WHAT YOU ARE ASKED TO DO:
Your copy of the material must match it exactly, except that pictures are dropped.

— Begin —

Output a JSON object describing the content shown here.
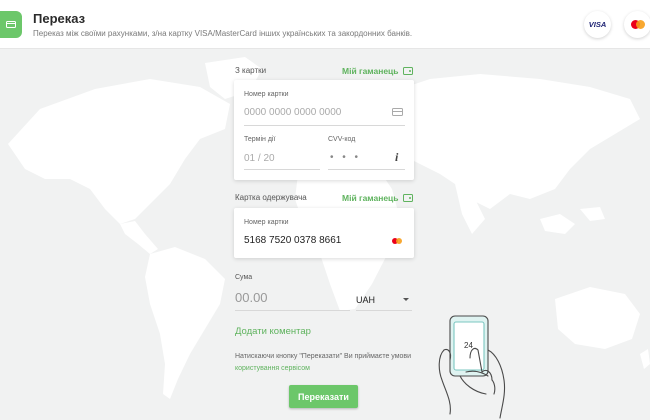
{
  "header": {
    "title": "Переказ",
    "subtitle": "Переказ між своїми рахунками, з/на картку VISA/MasterCard інших українських та закордонних банків.",
    "logos": [
      "visa-logo",
      "mastercard-logo"
    ],
    "visa_text": "VISA"
  },
  "from_card": {
    "section_label": "З картки",
    "wallet_link": "Мій гаманець",
    "card_number_label": "Номер картки",
    "card_number_placeholder": "0000 0000 0000 0000",
    "expiry_label": "Термін дії",
    "expiry_placeholder": "01 / 20",
    "cvv_label": "CVV-код",
    "cvv_value": "• • •"
  },
  "to_card": {
    "section_label": "Картка одержувача",
    "wallet_link": "Мій гаманець",
    "card_number_label": "Номер картки",
    "card_number_value": "5168 7520 0378 8661"
  },
  "amount": {
    "label": "Сума",
    "placeholder": "00.00",
    "currency": "UAH"
  },
  "comment_link": "Додати коментар",
  "terms": {
    "text": "Натискаючи кнопку \"Переказати\" Ви приймаєте умови",
    "link": "користування сервісом"
  },
  "submit_label": "Переказати",
  "illustration": {
    "phone_screen_text": "24"
  },
  "colors": {
    "accent": "#6cc76a",
    "link": "#5fb35e",
    "background": "#f1f2f2"
  }
}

— End —

THE ANSWER:
Output a JSON object describing the content shown here.
{
  "header": {
    "title": "Переказ",
    "subtitle": "Переказ між своїми рахунками, з/на картку VISA/MasterCard інших українських та закордонних банків.",
    "logos": [
      "visa-logo",
      "mastercard-logo"
    ],
    "visa_text": "VISA"
  },
  "from_card": {
    "section_label": "З картки",
    "wallet_link": "Мій гаманець",
    "card_number_label": "Номер картки",
    "card_number_placeholder": "0000 0000 0000 0000",
    "expiry_label": "Термін дії",
    "expiry_placeholder": "01 / 20",
    "cvv_label": "CVV-код",
    "cvv_value": "• • •"
  },
  "to_card": {
    "section_label": "Картка одержувача",
    "wallet_link": "Мій гаманець",
    "card_number_label": "Номер картки",
    "card_number_value": "5168 7520 0378 8661"
  },
  "amount": {
    "label": "Сума",
    "placeholder": "00.00",
    "currency": "UAH"
  },
  "comment_link": "Додати коментар",
  "terms": {
    "text": "Натискаючи кнопку \"Переказати\" Ви приймаєте умови",
    "link": "користування сервісом"
  },
  "submit_label": "Переказати",
  "illustration": {
    "phone_screen_text": "24"
  },
  "colors": {
    "accent": "#6cc76a",
    "link": "#5fb35e",
    "background": "#f1f2f2"
  }
}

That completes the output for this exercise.